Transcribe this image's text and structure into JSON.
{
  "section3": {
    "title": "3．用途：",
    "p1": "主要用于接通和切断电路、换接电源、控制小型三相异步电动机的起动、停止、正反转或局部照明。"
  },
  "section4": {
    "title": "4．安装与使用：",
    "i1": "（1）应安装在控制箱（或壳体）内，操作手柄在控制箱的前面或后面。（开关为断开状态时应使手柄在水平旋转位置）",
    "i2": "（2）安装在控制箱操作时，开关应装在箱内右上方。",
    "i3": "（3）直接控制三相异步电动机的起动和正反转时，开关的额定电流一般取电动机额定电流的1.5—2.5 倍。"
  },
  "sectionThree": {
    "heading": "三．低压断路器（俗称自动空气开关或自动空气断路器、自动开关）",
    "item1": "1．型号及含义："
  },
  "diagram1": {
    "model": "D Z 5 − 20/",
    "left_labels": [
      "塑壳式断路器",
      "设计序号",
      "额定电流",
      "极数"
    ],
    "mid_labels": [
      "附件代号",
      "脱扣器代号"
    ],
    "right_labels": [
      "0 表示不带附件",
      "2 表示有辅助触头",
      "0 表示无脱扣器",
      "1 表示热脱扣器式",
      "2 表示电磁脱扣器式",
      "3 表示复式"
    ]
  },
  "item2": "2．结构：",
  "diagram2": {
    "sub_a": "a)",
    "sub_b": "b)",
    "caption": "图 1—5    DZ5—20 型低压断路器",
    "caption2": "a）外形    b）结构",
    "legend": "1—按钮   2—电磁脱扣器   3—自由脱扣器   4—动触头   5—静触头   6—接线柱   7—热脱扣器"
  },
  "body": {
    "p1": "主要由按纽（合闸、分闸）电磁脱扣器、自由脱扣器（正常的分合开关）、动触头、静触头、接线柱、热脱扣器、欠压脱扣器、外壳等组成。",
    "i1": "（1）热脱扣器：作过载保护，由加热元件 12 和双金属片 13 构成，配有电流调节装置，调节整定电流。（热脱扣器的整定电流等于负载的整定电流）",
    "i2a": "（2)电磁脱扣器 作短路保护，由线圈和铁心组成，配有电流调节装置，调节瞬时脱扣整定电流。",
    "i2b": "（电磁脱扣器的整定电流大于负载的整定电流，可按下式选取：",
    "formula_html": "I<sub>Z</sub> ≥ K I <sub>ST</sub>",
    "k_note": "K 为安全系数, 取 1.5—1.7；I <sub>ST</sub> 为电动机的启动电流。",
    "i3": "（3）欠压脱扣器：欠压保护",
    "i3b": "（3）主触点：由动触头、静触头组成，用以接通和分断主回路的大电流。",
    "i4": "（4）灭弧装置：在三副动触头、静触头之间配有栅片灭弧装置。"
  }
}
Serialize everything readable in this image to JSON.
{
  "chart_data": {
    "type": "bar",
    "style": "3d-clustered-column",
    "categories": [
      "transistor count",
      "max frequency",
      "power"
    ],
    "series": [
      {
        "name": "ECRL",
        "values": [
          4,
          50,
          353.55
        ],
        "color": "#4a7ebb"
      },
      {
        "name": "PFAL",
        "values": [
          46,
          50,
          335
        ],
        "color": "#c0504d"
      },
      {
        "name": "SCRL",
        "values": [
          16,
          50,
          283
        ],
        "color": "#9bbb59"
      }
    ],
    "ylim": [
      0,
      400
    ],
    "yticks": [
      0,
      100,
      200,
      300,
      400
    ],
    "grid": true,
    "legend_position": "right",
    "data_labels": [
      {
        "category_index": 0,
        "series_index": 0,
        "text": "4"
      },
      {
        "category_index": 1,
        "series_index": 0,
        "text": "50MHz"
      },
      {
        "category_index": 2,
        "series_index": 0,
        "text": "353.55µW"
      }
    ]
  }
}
□ □ □
» WRITTEN PROBLEM
Repeat every record, keeping each word and mark exactly as it is.

» TASK OUTPUT
Transcribe this image's text and structure into JSON.
{
  "section3": {
    "title": "3．用途：",
    "p1": "主要用于接通和切断电路、换接电源、控制小型三相异步电动机的起动、停止、正反转或局部照明。"
  },
  "section4": {
    "title": "4．安装与使用：",
    "i1": "（1）应安装在控制箱（或壳体）内，操作手柄在控制箱的前面或后面。（开关为断开状态时应使手柄在水平旋转位置）",
    "i2": "（2）安装在控制箱操作时，开关应装在箱内右上方。",
    "i3": "（3）直接控制三相异步电动机的起动和正反转时，开关的额定电流一般取电动机额定电流的1.5—2.5 倍。"
  },
  "sectionThree": {
    "heading": "三．低压断路器（俗称自动空气开关或自动空气断路器、自动开关）",
    "item1": "1．型号及含义："
  },
  "diagram1": {
    "model": "D Z 5 − 20/",
    "left_labels": [
      "塑壳式断路器",
      "设计序号",
      "额定电流",
      "极数"
    ],
    "mid_labels": [
      "附件代号",
      "脱扣器代号"
    ],
    "right_labels": [
      "0 表示不带附件",
      "2 表示有辅助触头",
      "0 表示无脱扣器",
      "1 表示热脱扣器式",
      "2 表示电磁脱扣器式",
      "3 表示复式"
    ]
  },
  "item2": "2．结构：",
  "diagram2": {
    "sub_a": "a)",
    "sub_b": "b)",
    "caption": "图 1—5    DZ5—20 型低压断路器",
    "caption2": "a）外形    b）结构",
    "legend": "1—按钮   2—电磁脱扣器   3—自由脱扣器   4—动触头   5—静触头   6—接线柱   7—热脱扣器"
  },
  "body": {
    "p1": "主要由按纽（合闸、分闸）电磁脱扣器、自由脱扣器（正常的分合开关）、动触头、静触头、接线柱、热脱扣器、欠压脱扣器、外壳等组成。",
    "i1": "（1）热脱扣器：作过载保护，由加热元件 12 和双金属片 13 构成，配有电流调节装置，调节整定电流。（热脱扣器的整定电流等于负载的整定电流）",
    "i2a": "（2)电磁脱扣器 作短路保护，由线圈和铁心组成，配有电流调节装置，调节瞬时脱扣整定电流。",
    "i2b": "（电磁脱扣器的整定电流大于负载的整定电流，可按下式选取：",
    "formula_html": "I<sub>Z</sub> ≥ K I <sub>ST</sub>",
    "k_note": "K 为安全系数, 取 1.5—1.7；I <sub>ST</sub> 为电动机的启动电流。",
    "i3": "（3）欠压脱扣器：欠压保护",
    "i3b": "（3）主触点：由动触头、静触头组成，用以接通和分断主回路的大电流。",
    "i4": "（4）灭弧装置：在三副动触头、静触头之间配有栅片灭弧装置。"
  }
}
Serialize everything readable in this image to JSON.
{
  "chart_data": {
    "type": "bar",
    "style": "3d-clustered-column",
    "categories": [
      "transistor count",
      "max frequency",
      "power"
    ],
    "series": [
      {
        "name": "ECRL",
        "values": [
          4,
          50,
          353.55
        ],
        "color": "#4a7ebb"
      },
      {
        "name": "PFAL",
        "values": [
          46,
          50,
          335
        ],
        "color": "#c0504d"
      },
      {
        "name": "SCRL",
        "values": [
          16,
          50,
          283
        ],
        "color": "#9bbb59"
      }
    ],
    "ylim": [
      0,
      400
    ],
    "yticks": [
      0,
      100,
      200,
      300,
      400
    ],
    "grid": true,
    "legend_position": "right",
    "data_labels": [
      {
        "category_index": 0,
        "series_index": 0,
        "text": "4"
      },
      {
        "category_index": 1,
        "series_index": 0,
        "text": "50MHz"
      },
      {
        "category_index": 2,
        "series_index": 0,
        "text": "353.55µW"
      }
    ]
  }
}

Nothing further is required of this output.